**WHAT NEEDS TO BE DONE**
Give the count of lines in the data that include "πλαισίου", with no other words.

**LISTED ENTRIES**
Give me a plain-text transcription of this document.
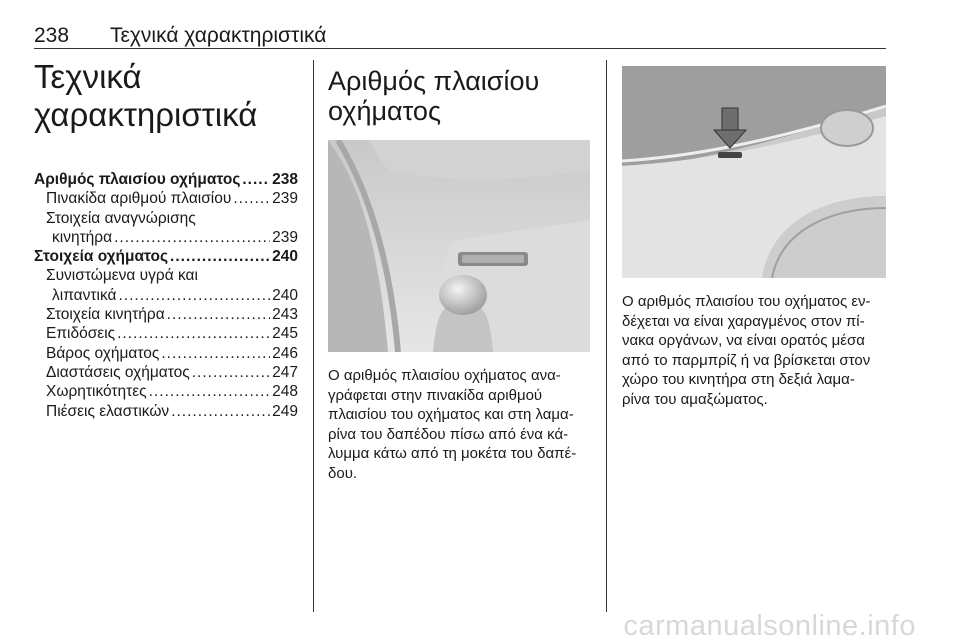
238 Τεχνικά χαρακτηριστικά
Τεχνικά
χαρακτηριστικά
Αριθμός πλαισίου οχήματος ..... 238
Πινακίδα αριθμού πλαισίου .....	239
Στοιχεία αναγνώρισης
κινητήρα .....	239
Στοιχεία οχήματος .....	240
Συνιστώμενα υγρά και
λιπαντικά .....	240
Στοιχεία κινητήρα .....	243
Επιδόσεις .....	245
Βάρος οχήματος .....	246
Διαστάσεις οχήματος .....	247
Χωρητικότητες .....	248
Πιέσεις ελαστικών .....	249
Αριθμός πλαισίου
οχήματος

Ο αριθμός πλαισίου οχήματος ανα-
γράφεται στην πινακίδα αριθμού
πλαισίου του οχήματος και στη λαμα-
ρίνα του δαπέδου πίσω από ένα κά-
λυμμα κάτω από τη μοκέτα του δαπέ-
δου.

Ο αριθμός πλαισίου του οχήματος εν-
δέχεται να είναι χαραγμένος στον πί-
νακα οργάνων, να είναι ορατός μέσα
από το παρμπρίζ ή να βρίσκεται στον
χώρο του κινητήρα στη δεξιά λαμα-
ρίνα του αμαξώματος.

carmanualsonline.info
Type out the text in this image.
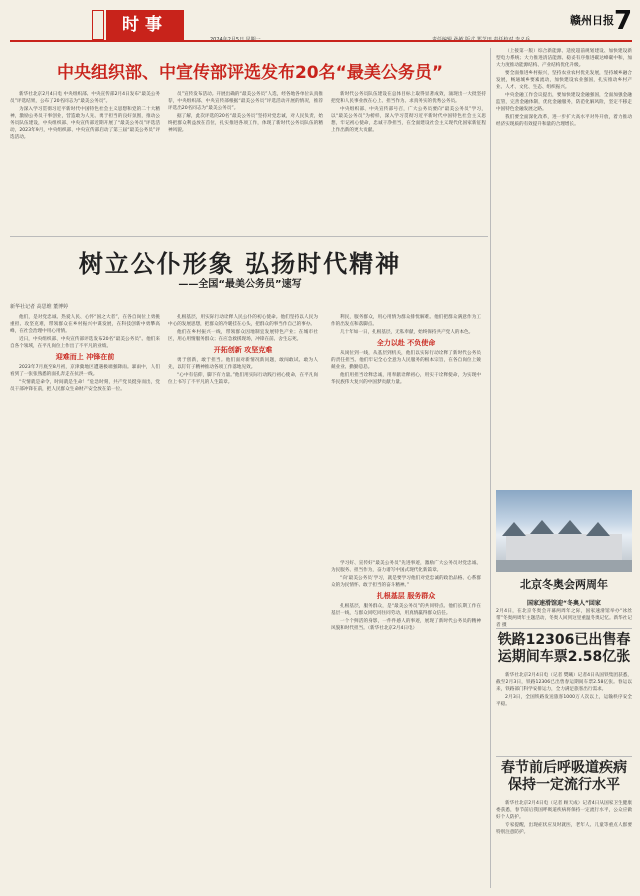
时事	赣州日报 7
中央组织部、中宣传部评选发布20名“最美公务员”

新华社北京2月4日电 中央组织部、中央宣传部2月4日发布“最美公务员”评选结果，公布了20名同志为“最美公务员”。

为深入学习贯彻习近平新时代中国特色社会主义思想和党的二十大精神，激励公务员干事创业，营造敢为人先、勇于担当的良好氛围，推动公务员队伍建设，中央组织部、中央宣传部近期开展了“最美公务员”评选活动，2023年9月，中央组织部、中央宣传部启动了第三届“最美公务员”评选活动。

员”宣传发布活动。开展出确的“最美公务员”人选，经各地各单位认真推荐，中央组织部、中央宣传部根据“最美公务员”评选活动开展的情况，推荐评选出20名同志为“最美公务员”。

据了解，此次评选的20名“最美公务员”坚持对党忠诚，对人民负责，始终把群众利益放在首位，扎实推进各项工作，体现了新时代公务员队伍的精神风貌。

新时代公务员队伍建设在总体目标上取得显著成效，涌现出一大批坚持把党和人民事业放在心上、担当作为、求真务实的优秀公务员。

中央组织部、中央宣传部号召，广大公务员要向“最美公务员”学习，以“最美公务员”为榜样，深入学习贯彻习近平新时代中国特色社会主义思想，牢记初心使命，忠诚干净担当，在全面建设社会主义现代化国家新征程上作出新的更大贡献。

树立公仆形象 弘扬时代精神
——全国“最美公务员”速写
新华社记者 高思维 董博婷

他们，是对党忠诚、热爱人民、心怀“国之大者”，在各自岗位上勇挑重担、攻坚克难，带领群众在乡村振兴中谋发展，在科技创新中勇攀高峰，在社会治理中用心用情。

近日，中央组织部、中央宣传部评选发布20名“最美公务员”。他们来自各个领域，在平凡岗位上作出了不平凡的业绩。

迎难而上 冲锋在前

2023年7月底至8月初，京津冀地区遭遇极端强降雨。暴雨中，人们看到了一张张熟悉的面孔奔走在抗洪一线。

“灾情就是命令，时间就是生命！”危急时刻，共产党员挺身而出，党员干部冲锋在前，把人民群众生命财产安全放在第一位。

扎根基层，用实际行动诠释人民公仆的初心使命。他们坚持以人民为中心的发展思想，把群众的冷暖挂在心头，把群众的事当作自己的事办。

他们在乡村振兴一线，带领群众因地制宜发展特色产业；在城市社区，用心用情服务群众；在应急救援现场，冲锋在前、舍生忘死。

开拓创新 攻坚克难

勇于创新，敢于担当。他们面对新情况新问题，敢闯敢试、敢为人先，以钉钉子精神推动各项工作落地见效。

“心中有信仰，脚下有力量。”他们用实际行动践行初心使命，在平凡岗位上书写了不平凡的人生篇章。

利民，服务群众，用心用情为群众排忧解难。他们把群众满意作为工作的出发点和落脚点。

几十年如一日，扎根基层，无私奉献，始终保持共产党人的本色。

全力以赴 不负使命

从岗位到一线，从基层到机关，他们以实际行动诠释了新时代公务员的责任担当。他们牢记全心全意为人民服务的根本宗旨，在各自岗位上兢兢业业、勤勤恳恳。

他们用担当诠释忠诚，用奉献诠释初心，用实干诠释使命，为实现中华民族伟大复兴的中国梦贡献力量。

学习好、宣传好“最美公务员”先进事迹，激励广大公务员对党忠诚、为民服务、担当作为，奋力谱写中国式现代化新篇章。

“向‘最美公务员’学习，就是要学习他们对党忠诚的政治品格、心系群众的为民情怀、敢于担当的奋斗精神。”

扎根基层 服务群众

扎根基层，服务群众，是“最美公务员”的共同特点。他们长期工作在基层一线，与群众同吃同住同劳动，用真情赢得群众信任。

一个个鲜活的身影，一件件感人的事迹，展现了新时代公务员的精神风貌和时代担当。（新华社北京2月4日电）

（上接第一版）综合新能源、适度超前规划建设、加快建设新型电力系统；大力推进清洁能源、稳妥有序推进碳达峰碳中和，加大力度推动能源结构、产业结构优化升级。

要全面推进乡村振兴，坚持农业农村优先发展，坚持城乡融合发展，畅通城乡要素流动，加快建设农业强国，扎实推动乡村产业、人才、文化、生态、组织振兴。

中央金融工作会议提出，要加快建设金融强国，全面加强金融监管，完善金融体制，优化金融服务，防范化解风险，坚定不移走中国特色金融发展之路。

我们要全面深化改革，进一步扩大高水平对外开放，着力推动经济实现质的有效提升和量的合理增长。

北京冬奥会两周年
国家速滑馆迎“冬奥人”回家
2月4日，在北京冬奥会开幕两周年之际，国家速滑馆举办“冰丝带”冬奥两周年主题活动，冬奥人回到这里重温冬奥记忆。新华社记者 摄
铁路12306已出售春运期间车票2.58亿张

新华社北京2月4日电（记者 樊曦）记者4日从国铁集团获悉，截至2月3日，铁路12306已出售春运期间车票2.58亿张。春运以来，铁路部门科学安排运力，全力满足旅客出行需求。

2月3日，全国铁路发送旅客1000万人次以上，运输秩序安全平稳。

春节前后呼吸道疾病保持一定流行水平

新华社北京2月4日电（记者 顾天成）记者4日从国家卫生健康委获悉，春节前后我国呼吸道疾病将保持一定流行水平，公众应做好个人防护。

专家提醒，出现症状应及时就医，老年人、儿童等重点人群要特别注意防护。
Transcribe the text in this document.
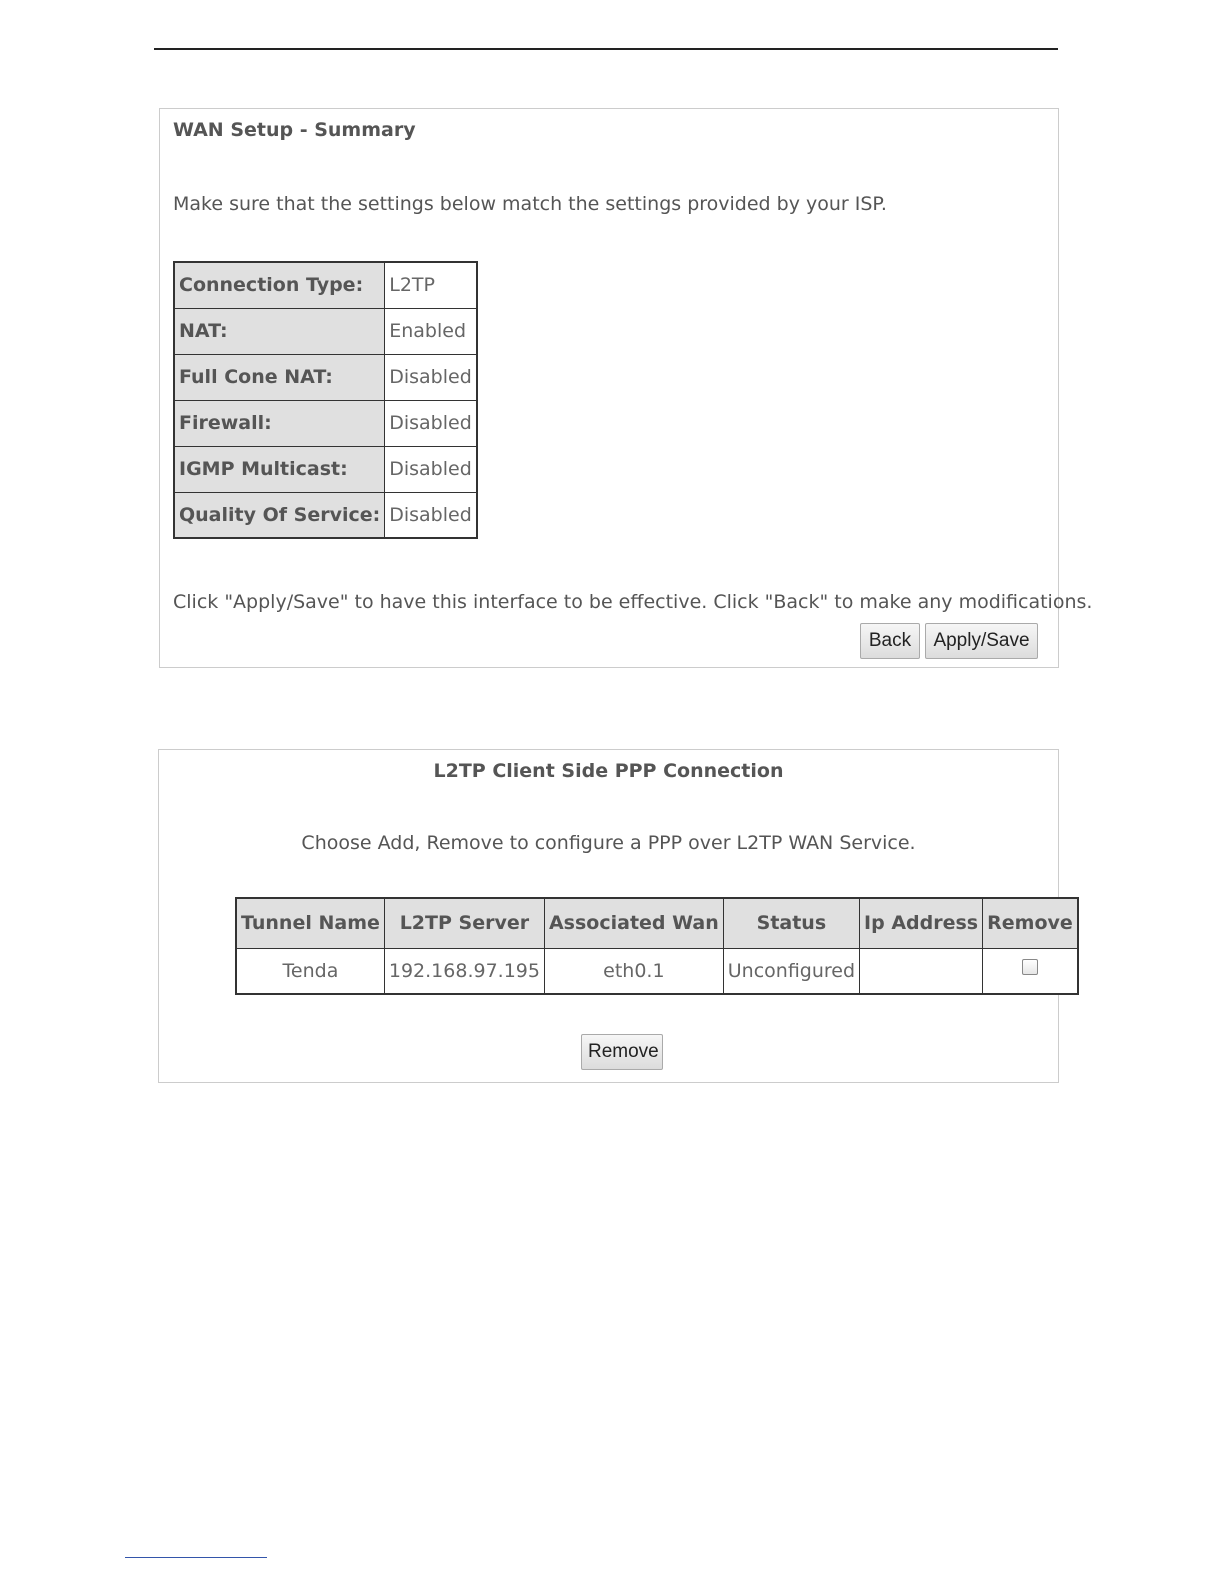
WAN Setup - Summary
Make sure that the settings below match the settings provided by your ISP.
Connection Type:	L2TP
NAT:	Enabled
Full Cone NAT:	Disabled
Firewall:	Disabled
IGMP Multicast:	Disabled
Quality Of Service:	Disabled
Click "Apply/Save" to have this interface to be effective. Click "Back" to make any modifications.
Back	Apply/Save
L2TP Client Side PPP Connection
Choose Add, Remove to configure a PPP over L2TP WAN Service.
Tunnel Name	L2TP Server	Associated Wan	Status	Ip Address	Remove
Tenda	192.168.97.195	eth0.1	Unconfigured		
Remove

**THE RESULT**
6